_AIM_. Search the records that follow and extract every line containing the string "with".

Stored records
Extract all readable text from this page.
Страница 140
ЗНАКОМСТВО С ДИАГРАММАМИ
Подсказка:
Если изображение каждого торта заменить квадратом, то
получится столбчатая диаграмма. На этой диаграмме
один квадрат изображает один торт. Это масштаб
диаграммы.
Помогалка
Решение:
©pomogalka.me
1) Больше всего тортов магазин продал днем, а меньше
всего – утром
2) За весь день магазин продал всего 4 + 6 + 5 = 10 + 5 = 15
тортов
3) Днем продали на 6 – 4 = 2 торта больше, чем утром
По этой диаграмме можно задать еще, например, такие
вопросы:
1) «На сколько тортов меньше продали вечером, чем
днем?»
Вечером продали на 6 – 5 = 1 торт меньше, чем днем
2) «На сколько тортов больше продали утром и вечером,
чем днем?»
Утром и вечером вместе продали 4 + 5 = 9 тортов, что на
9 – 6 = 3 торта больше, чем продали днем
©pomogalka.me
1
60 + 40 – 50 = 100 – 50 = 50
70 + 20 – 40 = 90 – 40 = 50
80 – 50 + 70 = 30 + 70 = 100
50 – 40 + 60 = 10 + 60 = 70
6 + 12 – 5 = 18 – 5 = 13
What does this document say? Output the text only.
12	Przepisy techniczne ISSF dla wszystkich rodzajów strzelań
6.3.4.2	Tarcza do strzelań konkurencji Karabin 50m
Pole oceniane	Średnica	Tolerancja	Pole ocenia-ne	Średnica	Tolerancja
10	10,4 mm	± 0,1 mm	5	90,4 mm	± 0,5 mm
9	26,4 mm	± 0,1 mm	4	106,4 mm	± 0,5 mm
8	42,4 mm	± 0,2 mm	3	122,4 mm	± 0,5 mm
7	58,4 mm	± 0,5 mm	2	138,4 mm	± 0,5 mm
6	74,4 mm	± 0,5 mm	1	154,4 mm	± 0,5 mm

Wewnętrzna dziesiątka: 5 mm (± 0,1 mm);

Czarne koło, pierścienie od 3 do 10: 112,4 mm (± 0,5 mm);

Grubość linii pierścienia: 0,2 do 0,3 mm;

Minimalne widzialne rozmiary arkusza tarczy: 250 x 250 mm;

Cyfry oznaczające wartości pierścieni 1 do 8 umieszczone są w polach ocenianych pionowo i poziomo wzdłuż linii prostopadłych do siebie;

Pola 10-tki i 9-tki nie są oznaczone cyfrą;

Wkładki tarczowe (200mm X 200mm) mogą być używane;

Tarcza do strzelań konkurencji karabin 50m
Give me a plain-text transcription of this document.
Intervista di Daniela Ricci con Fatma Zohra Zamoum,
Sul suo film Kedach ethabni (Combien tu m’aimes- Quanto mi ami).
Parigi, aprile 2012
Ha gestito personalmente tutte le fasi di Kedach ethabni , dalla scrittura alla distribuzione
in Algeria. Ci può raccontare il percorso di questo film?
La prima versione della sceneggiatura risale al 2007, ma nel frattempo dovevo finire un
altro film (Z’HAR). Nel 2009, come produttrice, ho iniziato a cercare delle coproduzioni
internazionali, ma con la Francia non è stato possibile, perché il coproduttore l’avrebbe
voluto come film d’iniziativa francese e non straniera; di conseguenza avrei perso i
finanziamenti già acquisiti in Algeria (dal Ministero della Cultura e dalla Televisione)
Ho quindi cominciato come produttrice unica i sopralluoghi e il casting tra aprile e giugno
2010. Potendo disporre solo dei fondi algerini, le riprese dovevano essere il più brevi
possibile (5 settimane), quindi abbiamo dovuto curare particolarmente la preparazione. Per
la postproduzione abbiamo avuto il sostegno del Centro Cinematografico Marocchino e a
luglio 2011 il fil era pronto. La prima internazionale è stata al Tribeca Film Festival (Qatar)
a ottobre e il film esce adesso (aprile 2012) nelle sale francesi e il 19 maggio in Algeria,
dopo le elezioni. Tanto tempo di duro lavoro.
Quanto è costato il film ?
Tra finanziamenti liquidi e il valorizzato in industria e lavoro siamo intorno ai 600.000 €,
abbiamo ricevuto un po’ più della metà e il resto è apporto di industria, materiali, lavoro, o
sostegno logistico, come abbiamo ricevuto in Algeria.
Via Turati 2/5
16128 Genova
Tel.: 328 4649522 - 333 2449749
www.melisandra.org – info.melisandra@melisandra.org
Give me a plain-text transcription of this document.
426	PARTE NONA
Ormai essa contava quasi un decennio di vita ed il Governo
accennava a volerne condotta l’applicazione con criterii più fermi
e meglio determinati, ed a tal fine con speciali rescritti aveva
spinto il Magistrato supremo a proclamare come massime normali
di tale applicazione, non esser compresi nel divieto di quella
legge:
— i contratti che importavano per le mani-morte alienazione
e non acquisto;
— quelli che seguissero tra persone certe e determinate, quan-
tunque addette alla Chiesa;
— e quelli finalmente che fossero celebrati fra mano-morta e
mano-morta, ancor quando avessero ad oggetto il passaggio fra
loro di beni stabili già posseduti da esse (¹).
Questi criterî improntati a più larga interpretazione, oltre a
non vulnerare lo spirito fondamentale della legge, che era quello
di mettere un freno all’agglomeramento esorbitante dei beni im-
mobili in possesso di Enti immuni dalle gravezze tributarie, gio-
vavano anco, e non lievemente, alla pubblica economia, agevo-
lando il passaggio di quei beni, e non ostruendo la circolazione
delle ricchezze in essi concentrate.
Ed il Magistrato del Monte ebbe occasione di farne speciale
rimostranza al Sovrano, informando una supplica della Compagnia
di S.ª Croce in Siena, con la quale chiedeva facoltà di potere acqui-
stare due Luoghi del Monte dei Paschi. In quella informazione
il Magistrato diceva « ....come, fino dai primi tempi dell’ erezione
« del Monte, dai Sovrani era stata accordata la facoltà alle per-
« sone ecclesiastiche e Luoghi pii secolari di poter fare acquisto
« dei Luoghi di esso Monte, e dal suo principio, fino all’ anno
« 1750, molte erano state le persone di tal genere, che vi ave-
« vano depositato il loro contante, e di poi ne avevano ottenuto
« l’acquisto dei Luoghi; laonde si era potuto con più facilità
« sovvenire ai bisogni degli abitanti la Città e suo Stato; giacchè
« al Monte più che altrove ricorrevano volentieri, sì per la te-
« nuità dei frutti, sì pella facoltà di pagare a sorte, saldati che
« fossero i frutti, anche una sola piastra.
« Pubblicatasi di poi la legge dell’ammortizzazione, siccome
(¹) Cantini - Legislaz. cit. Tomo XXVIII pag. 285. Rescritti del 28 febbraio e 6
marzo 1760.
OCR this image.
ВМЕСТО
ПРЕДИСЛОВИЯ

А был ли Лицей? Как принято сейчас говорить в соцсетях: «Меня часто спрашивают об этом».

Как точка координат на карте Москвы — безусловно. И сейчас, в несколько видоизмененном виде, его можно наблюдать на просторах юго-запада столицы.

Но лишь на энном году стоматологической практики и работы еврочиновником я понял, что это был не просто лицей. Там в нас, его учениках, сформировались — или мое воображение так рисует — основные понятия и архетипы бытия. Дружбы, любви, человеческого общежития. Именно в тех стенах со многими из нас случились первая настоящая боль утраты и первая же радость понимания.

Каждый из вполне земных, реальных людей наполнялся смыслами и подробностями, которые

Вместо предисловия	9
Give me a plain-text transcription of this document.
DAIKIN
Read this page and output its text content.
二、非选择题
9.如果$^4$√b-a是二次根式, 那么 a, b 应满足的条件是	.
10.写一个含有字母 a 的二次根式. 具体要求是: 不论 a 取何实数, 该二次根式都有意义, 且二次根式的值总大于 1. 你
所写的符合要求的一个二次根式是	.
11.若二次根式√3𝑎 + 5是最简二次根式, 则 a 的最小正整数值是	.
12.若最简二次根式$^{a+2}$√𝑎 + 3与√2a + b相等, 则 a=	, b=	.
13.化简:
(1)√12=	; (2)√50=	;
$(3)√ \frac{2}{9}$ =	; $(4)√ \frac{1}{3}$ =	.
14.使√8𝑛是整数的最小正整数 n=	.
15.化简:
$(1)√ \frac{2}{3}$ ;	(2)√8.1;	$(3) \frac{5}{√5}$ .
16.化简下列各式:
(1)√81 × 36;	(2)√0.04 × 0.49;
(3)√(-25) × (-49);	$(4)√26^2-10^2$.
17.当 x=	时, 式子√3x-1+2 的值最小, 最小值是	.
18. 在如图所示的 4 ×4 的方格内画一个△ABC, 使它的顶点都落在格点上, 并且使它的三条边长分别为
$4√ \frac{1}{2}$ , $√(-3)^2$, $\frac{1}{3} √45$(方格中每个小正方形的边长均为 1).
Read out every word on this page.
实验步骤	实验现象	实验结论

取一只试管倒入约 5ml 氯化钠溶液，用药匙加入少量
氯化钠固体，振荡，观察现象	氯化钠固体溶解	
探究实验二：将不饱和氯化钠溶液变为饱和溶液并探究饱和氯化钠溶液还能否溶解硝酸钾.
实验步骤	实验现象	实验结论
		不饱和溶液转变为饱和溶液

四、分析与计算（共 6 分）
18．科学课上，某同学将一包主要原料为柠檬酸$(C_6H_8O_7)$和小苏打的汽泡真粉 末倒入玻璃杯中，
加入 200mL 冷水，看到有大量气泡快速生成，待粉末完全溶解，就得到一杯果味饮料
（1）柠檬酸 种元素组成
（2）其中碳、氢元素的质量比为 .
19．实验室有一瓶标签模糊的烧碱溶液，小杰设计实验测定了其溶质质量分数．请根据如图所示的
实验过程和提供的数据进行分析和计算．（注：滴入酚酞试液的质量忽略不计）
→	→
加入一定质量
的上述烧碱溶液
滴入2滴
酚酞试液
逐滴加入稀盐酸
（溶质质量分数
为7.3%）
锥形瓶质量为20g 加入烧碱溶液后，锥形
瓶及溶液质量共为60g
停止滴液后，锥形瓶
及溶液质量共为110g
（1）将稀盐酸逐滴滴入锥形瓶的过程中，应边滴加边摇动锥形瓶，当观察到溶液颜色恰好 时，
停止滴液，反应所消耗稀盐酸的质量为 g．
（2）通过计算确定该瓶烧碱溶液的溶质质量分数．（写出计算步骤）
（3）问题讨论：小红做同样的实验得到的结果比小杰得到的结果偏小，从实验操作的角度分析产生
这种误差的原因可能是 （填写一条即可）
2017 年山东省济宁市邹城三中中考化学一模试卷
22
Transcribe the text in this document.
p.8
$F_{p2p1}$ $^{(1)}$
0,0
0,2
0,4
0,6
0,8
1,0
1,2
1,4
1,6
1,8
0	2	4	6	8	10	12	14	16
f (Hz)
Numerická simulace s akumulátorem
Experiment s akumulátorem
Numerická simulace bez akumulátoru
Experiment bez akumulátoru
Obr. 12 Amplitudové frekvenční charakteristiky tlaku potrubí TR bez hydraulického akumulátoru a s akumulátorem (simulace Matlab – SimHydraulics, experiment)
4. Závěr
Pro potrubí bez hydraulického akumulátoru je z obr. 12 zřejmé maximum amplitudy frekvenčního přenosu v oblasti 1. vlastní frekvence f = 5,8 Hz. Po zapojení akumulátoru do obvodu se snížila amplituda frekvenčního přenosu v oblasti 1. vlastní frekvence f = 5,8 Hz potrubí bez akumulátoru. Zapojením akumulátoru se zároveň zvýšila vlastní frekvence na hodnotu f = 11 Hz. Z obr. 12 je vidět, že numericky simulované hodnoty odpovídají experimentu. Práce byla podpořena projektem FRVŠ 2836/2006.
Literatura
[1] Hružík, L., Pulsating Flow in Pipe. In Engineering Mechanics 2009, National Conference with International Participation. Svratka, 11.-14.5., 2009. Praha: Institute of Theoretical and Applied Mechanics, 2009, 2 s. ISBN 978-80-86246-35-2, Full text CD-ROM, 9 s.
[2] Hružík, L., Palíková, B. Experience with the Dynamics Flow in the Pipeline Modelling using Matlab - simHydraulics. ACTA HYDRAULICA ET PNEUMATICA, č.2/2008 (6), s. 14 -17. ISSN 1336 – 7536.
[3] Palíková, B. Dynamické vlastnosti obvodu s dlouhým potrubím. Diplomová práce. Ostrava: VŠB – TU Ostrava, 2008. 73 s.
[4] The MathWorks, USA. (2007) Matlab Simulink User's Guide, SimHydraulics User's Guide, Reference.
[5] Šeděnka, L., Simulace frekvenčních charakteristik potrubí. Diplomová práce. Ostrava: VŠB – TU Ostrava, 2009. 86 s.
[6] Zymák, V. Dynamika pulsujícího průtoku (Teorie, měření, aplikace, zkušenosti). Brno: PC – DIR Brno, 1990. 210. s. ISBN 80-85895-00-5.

_ANSWER TO THE TASK_.
[1] Hružík, L., Pulsating Flow in Pipe. In Engineering Mechanics 2009, National Conference with International Participation. Svratka, 11.-14.5., 2009. Praha: Institute of Theoretical and Applied Mechanics, 2009, 2 s. ISBN 978-80-86246-35-2, Full text CD-ROM, 9 s.
[2] Hružík, L., Palíková, B. Experience with the Dynamics Flow in the Pipeline Modelling using Matlab - simHydraulics. ACTA HYDRAULICA ET PNEUMATICA, č.2/2008 (6), s. 14 -17. ISSN 1336 – 7536.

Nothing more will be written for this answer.